** Begin SUPPLIED ENTRIES **
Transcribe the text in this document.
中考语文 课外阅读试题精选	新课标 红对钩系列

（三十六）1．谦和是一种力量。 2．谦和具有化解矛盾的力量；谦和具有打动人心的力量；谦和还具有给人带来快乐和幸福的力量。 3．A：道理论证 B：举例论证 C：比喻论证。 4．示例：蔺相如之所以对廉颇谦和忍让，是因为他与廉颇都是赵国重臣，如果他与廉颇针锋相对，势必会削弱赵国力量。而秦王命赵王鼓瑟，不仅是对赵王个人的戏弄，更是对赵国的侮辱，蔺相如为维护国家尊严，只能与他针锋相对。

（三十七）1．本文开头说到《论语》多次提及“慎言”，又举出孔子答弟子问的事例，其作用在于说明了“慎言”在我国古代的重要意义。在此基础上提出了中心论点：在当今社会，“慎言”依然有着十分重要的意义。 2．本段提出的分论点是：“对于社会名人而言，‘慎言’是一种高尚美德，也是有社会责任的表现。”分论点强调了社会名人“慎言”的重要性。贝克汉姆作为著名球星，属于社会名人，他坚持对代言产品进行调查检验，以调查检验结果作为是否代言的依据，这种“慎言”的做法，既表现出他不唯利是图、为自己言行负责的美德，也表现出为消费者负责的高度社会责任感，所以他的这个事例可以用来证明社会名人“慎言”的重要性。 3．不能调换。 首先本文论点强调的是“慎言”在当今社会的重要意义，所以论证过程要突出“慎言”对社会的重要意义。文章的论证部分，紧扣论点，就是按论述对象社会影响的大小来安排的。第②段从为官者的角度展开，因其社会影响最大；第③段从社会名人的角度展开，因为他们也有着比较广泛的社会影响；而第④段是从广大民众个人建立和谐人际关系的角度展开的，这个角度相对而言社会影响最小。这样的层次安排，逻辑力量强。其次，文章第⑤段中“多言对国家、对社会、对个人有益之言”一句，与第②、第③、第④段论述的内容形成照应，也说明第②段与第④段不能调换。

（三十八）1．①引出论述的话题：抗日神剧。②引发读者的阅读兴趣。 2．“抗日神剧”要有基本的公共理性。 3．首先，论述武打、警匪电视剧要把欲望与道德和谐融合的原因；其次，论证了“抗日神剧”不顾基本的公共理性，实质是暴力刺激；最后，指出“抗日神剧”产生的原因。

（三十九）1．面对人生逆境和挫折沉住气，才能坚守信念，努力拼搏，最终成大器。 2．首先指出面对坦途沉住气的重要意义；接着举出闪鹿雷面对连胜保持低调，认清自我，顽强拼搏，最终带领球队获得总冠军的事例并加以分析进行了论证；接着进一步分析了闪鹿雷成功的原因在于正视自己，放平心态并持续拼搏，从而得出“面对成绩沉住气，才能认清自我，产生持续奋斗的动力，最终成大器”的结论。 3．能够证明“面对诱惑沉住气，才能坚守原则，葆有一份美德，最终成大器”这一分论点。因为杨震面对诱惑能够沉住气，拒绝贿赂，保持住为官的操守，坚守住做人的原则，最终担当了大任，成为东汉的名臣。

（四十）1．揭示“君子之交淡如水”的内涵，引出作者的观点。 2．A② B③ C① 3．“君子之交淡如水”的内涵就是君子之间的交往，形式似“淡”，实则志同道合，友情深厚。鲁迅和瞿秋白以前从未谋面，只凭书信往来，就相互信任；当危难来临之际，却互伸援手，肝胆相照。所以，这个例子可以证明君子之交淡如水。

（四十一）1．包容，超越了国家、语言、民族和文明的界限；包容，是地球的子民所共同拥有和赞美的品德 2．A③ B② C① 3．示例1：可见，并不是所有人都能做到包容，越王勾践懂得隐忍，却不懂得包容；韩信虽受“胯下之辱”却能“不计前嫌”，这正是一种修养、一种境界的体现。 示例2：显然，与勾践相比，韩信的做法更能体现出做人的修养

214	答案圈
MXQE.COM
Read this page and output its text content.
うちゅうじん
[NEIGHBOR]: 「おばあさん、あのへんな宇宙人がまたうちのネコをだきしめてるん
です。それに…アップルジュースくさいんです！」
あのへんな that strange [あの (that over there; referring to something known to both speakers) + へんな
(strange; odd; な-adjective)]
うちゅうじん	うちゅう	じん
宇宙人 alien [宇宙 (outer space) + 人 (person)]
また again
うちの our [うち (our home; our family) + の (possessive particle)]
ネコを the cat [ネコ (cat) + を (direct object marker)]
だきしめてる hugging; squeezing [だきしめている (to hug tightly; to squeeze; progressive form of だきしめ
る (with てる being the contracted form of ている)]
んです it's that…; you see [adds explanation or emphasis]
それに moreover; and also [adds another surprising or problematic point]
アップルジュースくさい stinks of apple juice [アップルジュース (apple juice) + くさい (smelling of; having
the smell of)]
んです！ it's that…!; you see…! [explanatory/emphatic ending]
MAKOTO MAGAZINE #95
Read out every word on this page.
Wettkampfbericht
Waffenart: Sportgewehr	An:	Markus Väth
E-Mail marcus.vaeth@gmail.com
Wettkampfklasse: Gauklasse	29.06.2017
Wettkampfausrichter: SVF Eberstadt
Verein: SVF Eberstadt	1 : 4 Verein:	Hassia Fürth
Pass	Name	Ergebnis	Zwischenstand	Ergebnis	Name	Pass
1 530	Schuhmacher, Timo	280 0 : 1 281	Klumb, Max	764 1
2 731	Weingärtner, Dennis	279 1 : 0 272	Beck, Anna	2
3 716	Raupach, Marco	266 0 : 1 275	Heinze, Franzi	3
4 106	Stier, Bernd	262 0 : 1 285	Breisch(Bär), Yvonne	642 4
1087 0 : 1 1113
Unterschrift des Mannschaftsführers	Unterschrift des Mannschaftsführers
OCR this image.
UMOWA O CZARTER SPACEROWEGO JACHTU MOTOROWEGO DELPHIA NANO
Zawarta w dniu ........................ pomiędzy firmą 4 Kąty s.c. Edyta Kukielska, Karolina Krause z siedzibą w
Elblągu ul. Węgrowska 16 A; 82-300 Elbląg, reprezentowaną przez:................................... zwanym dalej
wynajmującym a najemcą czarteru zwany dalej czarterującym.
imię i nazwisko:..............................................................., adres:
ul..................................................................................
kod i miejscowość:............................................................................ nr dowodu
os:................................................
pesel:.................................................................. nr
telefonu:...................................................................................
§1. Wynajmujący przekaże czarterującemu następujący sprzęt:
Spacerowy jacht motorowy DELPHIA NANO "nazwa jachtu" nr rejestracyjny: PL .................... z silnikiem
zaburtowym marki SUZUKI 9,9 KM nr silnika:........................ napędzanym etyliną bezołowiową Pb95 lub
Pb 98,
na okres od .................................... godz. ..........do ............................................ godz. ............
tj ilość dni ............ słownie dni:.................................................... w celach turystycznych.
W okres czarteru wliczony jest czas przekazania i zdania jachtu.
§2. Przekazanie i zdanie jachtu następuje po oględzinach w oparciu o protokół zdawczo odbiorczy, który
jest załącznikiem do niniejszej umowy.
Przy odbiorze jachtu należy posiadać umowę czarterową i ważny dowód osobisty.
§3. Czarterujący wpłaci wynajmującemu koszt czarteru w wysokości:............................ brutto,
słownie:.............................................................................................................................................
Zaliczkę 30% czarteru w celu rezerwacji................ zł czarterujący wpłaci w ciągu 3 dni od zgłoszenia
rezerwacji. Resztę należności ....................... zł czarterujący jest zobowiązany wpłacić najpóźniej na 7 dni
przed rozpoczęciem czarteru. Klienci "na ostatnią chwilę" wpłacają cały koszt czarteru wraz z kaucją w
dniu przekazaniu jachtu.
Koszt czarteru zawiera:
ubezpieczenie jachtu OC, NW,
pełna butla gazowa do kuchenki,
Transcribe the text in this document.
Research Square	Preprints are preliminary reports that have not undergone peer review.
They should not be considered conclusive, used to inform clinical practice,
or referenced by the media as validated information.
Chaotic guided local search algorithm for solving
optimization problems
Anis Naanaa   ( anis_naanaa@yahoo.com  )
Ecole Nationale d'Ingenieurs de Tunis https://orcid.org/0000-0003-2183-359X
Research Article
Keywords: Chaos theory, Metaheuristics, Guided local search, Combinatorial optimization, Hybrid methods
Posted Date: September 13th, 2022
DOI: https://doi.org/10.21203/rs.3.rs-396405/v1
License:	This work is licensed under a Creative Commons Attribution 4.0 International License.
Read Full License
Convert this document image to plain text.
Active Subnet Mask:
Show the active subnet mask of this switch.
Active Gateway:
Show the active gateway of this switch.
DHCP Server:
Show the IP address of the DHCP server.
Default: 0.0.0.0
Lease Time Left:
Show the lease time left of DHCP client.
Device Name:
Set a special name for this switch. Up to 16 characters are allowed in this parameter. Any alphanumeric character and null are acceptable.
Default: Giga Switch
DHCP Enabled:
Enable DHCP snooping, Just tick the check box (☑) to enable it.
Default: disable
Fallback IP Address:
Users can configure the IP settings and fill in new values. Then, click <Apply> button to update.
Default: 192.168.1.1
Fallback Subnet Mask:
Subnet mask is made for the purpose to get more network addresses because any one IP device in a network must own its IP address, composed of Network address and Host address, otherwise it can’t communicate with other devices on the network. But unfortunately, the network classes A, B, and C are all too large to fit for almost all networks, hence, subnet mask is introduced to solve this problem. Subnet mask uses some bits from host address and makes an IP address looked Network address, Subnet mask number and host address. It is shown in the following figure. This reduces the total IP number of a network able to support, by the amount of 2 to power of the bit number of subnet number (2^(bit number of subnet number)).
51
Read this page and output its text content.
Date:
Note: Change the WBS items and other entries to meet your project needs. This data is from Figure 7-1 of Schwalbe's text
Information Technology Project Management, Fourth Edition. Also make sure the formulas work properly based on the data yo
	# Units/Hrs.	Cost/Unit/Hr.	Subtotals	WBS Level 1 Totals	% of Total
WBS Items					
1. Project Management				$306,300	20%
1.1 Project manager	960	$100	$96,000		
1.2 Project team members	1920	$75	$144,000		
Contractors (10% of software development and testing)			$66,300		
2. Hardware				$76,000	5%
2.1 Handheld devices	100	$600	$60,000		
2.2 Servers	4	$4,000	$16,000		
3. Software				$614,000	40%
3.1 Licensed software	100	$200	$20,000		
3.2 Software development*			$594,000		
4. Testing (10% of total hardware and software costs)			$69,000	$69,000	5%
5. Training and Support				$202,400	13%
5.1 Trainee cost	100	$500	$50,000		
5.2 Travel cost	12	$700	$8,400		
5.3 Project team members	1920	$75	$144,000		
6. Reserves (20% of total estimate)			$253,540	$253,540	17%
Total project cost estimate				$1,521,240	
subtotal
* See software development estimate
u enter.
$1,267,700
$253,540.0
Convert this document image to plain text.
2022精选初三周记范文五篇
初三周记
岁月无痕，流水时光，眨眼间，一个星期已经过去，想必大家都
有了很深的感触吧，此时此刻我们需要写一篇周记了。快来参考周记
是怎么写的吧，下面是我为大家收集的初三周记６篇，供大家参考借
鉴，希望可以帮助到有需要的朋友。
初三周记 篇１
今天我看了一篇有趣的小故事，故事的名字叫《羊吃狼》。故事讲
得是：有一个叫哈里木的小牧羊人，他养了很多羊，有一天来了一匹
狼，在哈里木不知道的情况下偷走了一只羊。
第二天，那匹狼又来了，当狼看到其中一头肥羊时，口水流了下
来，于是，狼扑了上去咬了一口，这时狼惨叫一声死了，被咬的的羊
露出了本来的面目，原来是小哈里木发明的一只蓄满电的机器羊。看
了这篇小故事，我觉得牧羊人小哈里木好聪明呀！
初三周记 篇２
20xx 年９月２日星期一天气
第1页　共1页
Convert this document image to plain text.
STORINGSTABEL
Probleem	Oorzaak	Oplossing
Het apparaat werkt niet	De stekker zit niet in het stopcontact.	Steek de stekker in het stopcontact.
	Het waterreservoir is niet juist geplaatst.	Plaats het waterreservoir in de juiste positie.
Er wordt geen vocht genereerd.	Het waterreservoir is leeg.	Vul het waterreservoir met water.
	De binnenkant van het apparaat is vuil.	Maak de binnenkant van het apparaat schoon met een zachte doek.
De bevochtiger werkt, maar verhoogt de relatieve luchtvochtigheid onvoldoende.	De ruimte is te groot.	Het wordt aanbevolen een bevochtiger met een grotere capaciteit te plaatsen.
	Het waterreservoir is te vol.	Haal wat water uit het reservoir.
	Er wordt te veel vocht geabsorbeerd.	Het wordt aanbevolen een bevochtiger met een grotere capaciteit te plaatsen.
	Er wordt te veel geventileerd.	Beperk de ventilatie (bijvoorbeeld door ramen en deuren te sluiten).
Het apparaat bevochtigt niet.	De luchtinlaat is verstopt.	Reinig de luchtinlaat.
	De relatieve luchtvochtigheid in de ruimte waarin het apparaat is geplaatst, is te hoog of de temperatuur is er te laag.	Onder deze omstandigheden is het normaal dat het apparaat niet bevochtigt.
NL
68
** End SUPPLIED ENTRIES **
◆ STATED GOAL:
Copy all lines from the material that contain "Fallback".

◆ EXERCISE SOLUTION:
Fallback IP Address:
Fallback Subnet Mask:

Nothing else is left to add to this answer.